Records shown -
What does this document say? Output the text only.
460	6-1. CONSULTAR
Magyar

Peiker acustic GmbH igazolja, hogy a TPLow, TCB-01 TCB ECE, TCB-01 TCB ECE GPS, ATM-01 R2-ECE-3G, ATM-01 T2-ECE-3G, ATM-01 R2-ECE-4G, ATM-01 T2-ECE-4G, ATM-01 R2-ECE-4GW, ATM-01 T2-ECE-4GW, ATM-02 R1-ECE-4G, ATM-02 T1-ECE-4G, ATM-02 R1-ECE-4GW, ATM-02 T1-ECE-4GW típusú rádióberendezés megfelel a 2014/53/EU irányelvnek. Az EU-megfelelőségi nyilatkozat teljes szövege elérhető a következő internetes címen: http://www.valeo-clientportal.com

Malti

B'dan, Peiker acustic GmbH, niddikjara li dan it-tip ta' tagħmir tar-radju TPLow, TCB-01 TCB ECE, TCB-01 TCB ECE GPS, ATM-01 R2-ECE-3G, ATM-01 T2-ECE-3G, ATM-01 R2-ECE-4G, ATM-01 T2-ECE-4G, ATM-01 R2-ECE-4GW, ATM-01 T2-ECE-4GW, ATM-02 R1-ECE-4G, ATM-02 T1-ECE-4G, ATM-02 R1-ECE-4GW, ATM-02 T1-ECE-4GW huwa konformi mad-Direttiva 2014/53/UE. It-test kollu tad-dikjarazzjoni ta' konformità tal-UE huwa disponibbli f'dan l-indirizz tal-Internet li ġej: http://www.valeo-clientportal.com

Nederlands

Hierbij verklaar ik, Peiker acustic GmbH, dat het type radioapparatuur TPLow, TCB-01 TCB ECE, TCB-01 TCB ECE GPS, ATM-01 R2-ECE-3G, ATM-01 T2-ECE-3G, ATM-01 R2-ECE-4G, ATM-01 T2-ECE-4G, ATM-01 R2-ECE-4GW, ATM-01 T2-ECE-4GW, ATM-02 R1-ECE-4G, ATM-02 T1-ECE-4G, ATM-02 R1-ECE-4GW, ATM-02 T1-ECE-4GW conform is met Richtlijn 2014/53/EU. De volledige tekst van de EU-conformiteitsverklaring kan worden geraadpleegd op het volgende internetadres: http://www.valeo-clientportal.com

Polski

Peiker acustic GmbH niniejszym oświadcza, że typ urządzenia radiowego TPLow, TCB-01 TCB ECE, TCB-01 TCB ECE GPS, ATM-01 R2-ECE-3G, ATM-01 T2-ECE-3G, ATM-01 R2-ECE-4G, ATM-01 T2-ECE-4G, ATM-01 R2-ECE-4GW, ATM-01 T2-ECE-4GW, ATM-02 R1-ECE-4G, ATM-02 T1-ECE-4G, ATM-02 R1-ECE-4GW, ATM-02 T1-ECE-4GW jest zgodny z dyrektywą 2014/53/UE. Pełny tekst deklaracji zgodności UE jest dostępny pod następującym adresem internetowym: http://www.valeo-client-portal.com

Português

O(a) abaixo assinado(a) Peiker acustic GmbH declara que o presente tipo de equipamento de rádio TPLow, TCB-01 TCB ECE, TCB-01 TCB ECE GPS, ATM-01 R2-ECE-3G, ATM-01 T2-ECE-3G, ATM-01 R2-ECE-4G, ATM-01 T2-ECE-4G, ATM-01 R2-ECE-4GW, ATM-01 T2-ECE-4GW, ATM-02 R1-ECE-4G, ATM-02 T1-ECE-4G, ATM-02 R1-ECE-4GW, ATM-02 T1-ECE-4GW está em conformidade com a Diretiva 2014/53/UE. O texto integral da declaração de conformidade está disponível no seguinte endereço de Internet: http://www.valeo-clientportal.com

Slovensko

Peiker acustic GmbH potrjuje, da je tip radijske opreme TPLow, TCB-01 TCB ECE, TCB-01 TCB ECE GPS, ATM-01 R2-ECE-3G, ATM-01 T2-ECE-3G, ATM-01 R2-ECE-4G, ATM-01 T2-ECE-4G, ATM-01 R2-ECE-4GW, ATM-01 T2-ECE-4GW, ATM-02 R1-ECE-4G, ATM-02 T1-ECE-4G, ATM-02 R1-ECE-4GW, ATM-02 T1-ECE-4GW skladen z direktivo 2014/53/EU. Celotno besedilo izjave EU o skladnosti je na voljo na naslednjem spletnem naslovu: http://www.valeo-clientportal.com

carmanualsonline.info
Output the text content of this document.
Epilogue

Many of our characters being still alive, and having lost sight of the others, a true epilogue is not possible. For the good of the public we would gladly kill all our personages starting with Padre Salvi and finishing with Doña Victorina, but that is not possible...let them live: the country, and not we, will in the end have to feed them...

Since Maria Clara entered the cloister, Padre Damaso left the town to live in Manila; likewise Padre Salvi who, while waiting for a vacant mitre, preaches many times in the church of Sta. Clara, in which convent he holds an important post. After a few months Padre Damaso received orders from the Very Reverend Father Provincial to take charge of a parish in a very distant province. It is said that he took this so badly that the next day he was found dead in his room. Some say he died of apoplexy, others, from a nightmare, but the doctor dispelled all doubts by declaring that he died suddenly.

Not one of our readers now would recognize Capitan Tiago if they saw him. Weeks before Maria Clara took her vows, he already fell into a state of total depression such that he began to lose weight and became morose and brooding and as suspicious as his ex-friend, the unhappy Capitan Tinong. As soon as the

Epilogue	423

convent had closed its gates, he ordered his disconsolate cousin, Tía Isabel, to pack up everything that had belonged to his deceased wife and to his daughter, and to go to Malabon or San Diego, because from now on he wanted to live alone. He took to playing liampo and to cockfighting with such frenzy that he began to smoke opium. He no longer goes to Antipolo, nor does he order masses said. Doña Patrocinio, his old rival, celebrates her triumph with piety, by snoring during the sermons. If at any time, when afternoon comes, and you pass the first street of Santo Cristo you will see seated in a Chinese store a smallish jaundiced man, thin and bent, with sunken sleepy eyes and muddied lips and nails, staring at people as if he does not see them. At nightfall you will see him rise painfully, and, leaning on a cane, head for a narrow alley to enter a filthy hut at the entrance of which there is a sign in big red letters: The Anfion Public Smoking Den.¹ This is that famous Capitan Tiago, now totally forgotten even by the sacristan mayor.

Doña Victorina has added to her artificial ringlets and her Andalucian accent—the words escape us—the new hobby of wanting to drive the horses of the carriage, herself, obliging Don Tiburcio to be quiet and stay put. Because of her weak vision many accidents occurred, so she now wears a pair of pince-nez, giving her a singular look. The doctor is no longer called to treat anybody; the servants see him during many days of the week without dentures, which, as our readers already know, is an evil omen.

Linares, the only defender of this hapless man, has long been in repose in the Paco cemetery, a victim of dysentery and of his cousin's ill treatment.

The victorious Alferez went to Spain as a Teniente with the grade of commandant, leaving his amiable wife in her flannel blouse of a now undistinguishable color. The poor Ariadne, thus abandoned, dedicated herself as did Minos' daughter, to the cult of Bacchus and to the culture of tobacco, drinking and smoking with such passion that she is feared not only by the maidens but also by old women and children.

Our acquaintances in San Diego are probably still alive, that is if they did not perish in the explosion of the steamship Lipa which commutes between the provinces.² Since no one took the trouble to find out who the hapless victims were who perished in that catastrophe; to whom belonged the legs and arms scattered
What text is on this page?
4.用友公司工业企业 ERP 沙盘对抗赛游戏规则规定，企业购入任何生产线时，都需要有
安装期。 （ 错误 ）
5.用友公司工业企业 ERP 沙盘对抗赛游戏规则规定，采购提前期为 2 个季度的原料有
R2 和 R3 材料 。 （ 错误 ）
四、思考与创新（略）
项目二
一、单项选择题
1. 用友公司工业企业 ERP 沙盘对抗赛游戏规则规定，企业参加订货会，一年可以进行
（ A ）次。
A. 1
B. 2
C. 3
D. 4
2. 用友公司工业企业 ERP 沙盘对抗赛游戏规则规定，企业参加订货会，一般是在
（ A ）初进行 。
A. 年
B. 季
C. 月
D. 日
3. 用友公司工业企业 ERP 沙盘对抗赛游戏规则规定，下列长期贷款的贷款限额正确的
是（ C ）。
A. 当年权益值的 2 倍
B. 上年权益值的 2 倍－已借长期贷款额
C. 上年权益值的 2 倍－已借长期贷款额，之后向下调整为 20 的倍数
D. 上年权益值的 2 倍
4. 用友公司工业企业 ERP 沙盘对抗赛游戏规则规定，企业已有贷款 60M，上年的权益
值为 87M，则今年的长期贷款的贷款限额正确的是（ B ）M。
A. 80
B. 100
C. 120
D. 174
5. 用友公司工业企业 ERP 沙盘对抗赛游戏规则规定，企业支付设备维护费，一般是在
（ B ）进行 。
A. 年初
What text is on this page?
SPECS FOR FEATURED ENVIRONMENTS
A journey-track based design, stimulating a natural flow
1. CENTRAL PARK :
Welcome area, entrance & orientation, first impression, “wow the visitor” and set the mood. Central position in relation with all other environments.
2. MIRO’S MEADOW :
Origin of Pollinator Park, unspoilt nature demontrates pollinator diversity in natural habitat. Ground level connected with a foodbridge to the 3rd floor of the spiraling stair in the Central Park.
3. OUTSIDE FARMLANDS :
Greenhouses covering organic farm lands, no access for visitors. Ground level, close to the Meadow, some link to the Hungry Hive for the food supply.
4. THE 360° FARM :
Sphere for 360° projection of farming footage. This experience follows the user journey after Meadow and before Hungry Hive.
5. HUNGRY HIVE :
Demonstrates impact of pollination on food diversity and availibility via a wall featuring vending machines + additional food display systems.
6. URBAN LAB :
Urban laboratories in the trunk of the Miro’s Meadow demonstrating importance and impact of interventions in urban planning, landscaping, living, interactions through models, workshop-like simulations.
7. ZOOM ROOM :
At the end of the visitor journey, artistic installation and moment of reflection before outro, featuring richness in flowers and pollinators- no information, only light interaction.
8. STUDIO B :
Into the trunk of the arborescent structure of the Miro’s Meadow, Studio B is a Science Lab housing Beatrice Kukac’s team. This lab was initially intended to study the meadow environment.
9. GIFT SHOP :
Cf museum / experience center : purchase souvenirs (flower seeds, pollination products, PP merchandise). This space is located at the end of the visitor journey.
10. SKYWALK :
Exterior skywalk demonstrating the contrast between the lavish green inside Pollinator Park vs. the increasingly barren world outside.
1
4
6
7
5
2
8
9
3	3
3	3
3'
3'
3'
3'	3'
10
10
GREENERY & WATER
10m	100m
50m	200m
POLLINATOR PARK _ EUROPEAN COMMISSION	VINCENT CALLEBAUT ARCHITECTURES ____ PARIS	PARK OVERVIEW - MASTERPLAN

Exercise instructions - Count the lines of the material that include the word "cousin", then report only the total.

Task answer - 2